— BEGIN Data rows —

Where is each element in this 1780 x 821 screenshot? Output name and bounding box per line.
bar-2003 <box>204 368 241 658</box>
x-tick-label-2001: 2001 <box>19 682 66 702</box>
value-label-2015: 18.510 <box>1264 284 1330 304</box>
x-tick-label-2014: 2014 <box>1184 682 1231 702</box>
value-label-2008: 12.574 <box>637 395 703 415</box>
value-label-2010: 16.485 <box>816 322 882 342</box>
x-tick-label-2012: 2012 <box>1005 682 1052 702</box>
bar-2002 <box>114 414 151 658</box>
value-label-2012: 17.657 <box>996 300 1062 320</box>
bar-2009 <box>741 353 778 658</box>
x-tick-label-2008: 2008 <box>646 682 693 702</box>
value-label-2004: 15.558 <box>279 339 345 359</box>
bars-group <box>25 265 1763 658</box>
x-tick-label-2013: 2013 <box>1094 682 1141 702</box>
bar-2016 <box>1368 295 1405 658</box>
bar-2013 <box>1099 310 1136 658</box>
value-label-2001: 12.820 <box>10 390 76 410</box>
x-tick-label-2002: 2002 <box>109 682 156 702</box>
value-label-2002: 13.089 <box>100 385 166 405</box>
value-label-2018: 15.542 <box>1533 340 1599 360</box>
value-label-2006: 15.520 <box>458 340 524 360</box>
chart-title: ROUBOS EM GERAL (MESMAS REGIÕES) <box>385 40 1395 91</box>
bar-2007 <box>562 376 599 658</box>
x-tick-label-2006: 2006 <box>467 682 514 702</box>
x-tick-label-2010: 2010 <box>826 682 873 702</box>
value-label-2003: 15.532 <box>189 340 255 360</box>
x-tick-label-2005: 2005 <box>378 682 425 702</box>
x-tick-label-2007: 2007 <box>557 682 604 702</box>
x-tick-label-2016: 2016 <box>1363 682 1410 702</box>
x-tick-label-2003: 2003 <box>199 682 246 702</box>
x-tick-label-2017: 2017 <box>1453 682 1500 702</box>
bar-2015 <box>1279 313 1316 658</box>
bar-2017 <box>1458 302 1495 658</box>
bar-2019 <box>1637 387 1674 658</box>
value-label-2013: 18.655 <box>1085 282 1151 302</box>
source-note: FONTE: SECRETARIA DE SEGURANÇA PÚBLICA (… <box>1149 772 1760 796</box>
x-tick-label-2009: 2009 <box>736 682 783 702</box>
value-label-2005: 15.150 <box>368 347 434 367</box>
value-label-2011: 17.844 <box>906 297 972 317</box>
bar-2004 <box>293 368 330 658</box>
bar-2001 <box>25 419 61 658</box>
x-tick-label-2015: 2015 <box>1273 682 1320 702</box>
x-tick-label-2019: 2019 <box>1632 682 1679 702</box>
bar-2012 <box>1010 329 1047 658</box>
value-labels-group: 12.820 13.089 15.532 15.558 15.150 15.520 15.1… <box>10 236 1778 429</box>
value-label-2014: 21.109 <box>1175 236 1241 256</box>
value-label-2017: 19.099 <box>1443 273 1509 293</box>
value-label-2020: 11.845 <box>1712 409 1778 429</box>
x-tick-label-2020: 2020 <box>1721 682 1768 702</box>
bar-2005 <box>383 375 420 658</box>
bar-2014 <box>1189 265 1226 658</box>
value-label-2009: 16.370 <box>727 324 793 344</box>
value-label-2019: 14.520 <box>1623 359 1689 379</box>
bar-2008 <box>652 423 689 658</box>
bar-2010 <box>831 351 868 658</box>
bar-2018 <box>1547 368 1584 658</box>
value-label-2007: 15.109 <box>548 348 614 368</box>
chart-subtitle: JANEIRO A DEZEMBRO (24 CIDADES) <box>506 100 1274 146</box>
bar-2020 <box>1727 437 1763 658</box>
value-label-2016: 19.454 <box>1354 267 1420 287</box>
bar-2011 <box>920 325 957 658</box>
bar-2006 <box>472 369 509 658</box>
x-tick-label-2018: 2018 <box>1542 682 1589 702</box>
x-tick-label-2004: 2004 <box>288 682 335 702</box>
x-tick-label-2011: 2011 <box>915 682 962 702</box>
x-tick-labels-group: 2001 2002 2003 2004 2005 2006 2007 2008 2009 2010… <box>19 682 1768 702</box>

— END Data rows —

▶ [Task details] Rewrite the items above as a JSON list of strings, with one string for each line and no blank lines.

▶ [Written response]
[
  "Where is each element in this 1780 x 821 screenshot? Output name and bounding box per line.",
  "bar-2003 <box>204 368 241 658</box>",
  "x-tick-label-2001: 2001 <box>19 682 66 702</box>",
  "value-label-2015: 18.510 <box>1264 284 1330 304</box>",
  "x-tick-label-2014: 2014 <box>1184 682 1231 702</box>",
  "value-label-2008: 12.574 <box>637 395 703 415</box>",
  "value-label-2010: 16.485 <box>816 322 882 342</box>",
  "x-tick-label-2012: 2012 <box>1005 682 1052 702</box>",
  "bar-2002 <box>114 414 151 658</box>",
  "value-label-2012: 17.657 <box>996 300 1062 320</box>",
  "bar-2009 <box>741 353 778 658</box>",
  "x-tick-label-2008: 2008 <box>646 682 693 702</box>",
  "value-label-2004: 15.558 <box>279 339 345 359</box>",
  "bars-group <box>25 265 1763 658</box>",
  "x-tick-label-2013: 2013 <box>1094 682 1141 702</box>",
  "bar-2016 <box>1368 295 1405 658</box>",
  "bar-2013 <box>1099 310 1136 658</box>",
  "value-label-2001: 12.820 <box>10 390 76 410</box>",
  "x-tick-label-2002: 2002 <box>109 682 156 702</box>",
  "value-label-2002: 13.089 <box>100 385 166 405</box>",
  "value-label-2018: 15.542 <box>1533 340 1599 360</box>",
  "value-label-2006: 15.520 <box>458 340 524 360</box>",
  "chart-title: ROUBOS EM GERAL (MESMAS REGIÕES) <box>385 40 1395 91</box>",
  "bar-2007 <box>562 376 599 658</box>",
  "x-tick-label-2006: 2006 <box>467 682 514 702</box>",
  "x-tick-label-2010: 2010 <box>826 682 873 702</box>",
  "value-label-2003: 15.532 <box>189 340 255 360</box>",
  "x-tick-label-2005: 2005 <box>378 682 425 702</box>",
  "x-tick-label-2007: 2007 <box>557 682 604 702</box>",
  "x-tick-label-2016: 2016 <box>1363 682 1410 702</box>",
  "x-tick-label-2003: 2003 <box>199 682 246 702</box>",
  "x-tick-label-2017: 2017 <box>1453 682 1500 702</box>",
  "bar-2015 <box>1279 313 1316 658</box>",
  "bar-2017 <box>1458 302 1495 658</box>",
  "bar-2019 <box>1637 387 1674 658</box>",
  "value-label-2013: 18.655 <box>1085 282 1151 302</box>",
  "source-note: FONTE: SECRETARIA DE SEGURANÇA PÚBLICA (… <box>1149 772 1760 796</box>",
  "x-tick-label-2009: 2009 <box>736 682 783 702</box>",
  "value-label-2005: 15.150 <box>368 347 434 367</box>",
  "value-label-2011: 17.844 <box>906 297 972 317</box>",
  "bar-2004 <box>293 368 330 658</box>",
  "bar-2001 <box>25 419 61 658</box>",
  "x-tick-label-2015: 2015 <box>1273 682 1320 702</box>",
  "x-tick-label-2019: 2019 <box>1632 682 1679 702</box>",
  "bar-2012 <box>1010 329 1047 658</box>",
  "value-labels-group: 12.820 13.089 15.532 15.558 15.150 15.520 15.1… <box>10 236 1778 429</box>",
  "value-label-2014: 21.109 <box>1175 236 1241 256</box>",
  "value-label-2017: 19.099 <box>1443 273 1509 293</box>",
  "value-label-2020: 11.845 <box>1712 409 1778 429</box>",
  "x-tick-label-2020: 2020 <box>1721 682 1768 702</box>",
  "bar-2005 <box>383 375 420 658</box>",
  "bar-2014 <box>1189 265 1226 658</box>",
  "value-label-2009: 16.370 <box>727 324 793 344</box>",
  "value-label-2019: 14.520 <box>1623 359 1689 379</box>",
  "bar-2008 <box>652 423 689 658</box>",
  "bar-2010 <box>831 351 868 658</box>",
  "bar-2018 <box>1547 368 1584 658</box>",
  "value-label-2007: 15.109 <box>548 348 614 368</box>",
  "chart-subtitle: JANEIRO A DEZEMBRO (24 CIDADES) <box>506 100 1274 146</box>",
  "bar-2020 <box>1727 437 1763 658</box>",
  "value-label-2016: 19.454 <box>1354 267 1420 287</box>",
  "bar-2011 <box>920 325 957 658</box>",
  "bar-2006 <box>472 369 509 658</box>",
  "x-tick-label-2018: 2018 <box>1542 682 1589 702</box>",
  "x-tick-label-2004: 2004 <box>288 682 335 702</box>",
  "x-tick-label-2011: 2011 <box>915 682 962 702</box>",
  "x-tick-labels-group: 2001 2002 2003 2004 2005 2006 2007 2008 2009 2010… <box>19 682 1768 702</box>"
]